## [Given problem]
Make an exact copy of the entries below with the pictures removed.

Source records

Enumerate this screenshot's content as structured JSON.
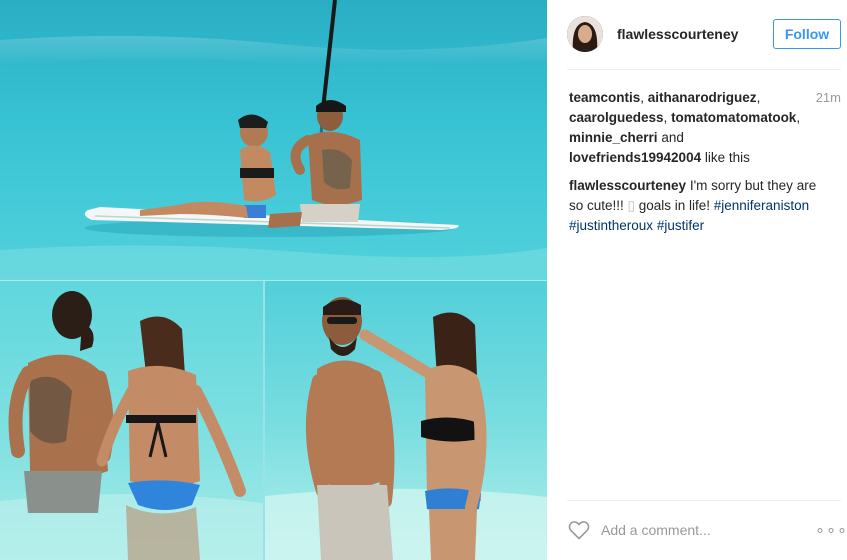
{
  "post": {
    "username": "flawlesscourteney",
    "follow_label": "Follow",
    "time_ago": "21m",
    "likes": {
      "users": [
        "teamcontis",
        "aithanarodriguez",
        "caarolguedess",
        "tomatomatomatook",
        "minnie_cherri"
      ],
      "and_text": "and",
      "last_user": "lovefriends19942004",
      "suffix": "like this"
    },
    "caption": {
      "author": "flawlesscourteney",
      "text_1": "I'm sorry but they are so cute!!! ",
      "emoji": "▯",
      "text_2": " goals in life! ",
      "hashtags": [
        "#jenniferaniston",
        "#justintheroux",
        "#justifer"
      ]
    },
    "comment_placeholder": "Add a comment...",
    "more_label": "∘∘∘"
  },
  "colors": {
    "accent": "#3897f0",
    "hashtag": "#003569",
    "muted": "#999999",
    "water": "#38c3d4"
  },
  "icons": {
    "heart": "heart-outline-icon",
    "more": "more-options-icon"
  }
}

## [Result]
Enumerate this screenshot's content as structured JSON.
{
  "post": {
    "username": "flawlesscourteney",
    "follow_label": "Follow",
    "time_ago": "21m",
    "likes": {
      "users": [
        "teamcontis",
        "aithanarodriguez",
        "caarolguedess",
        "tomatomatomatook",
        "minnie_cherri"
      ],
      "and_text": "and",
      "last_user": "lovefriends19942004",
      "suffix": "like this"
    },
    "caption": {
      "author": "flawlesscourteney",
      "text_1": "I'm sorry but they are so cute!!! ",
      "emoji": "▯",
      "text_2": " goals in life! ",
      "hashtags": [
        "#jenniferaniston",
        "#justintheroux",
        "#justifer"
      ]
    },
    "comment_placeholder": "Add a comment...",
    "more_label": "∘∘∘"
  },
  "colors": {
    "accent": "#3897f0",
    "hashtag": "#003569",
    "muted": "#999999",
    "water": "#38c3d4"
  },
  "icons": {
    "heart": "heart-outline-icon",
    "more": "more-options-icon"
  }
}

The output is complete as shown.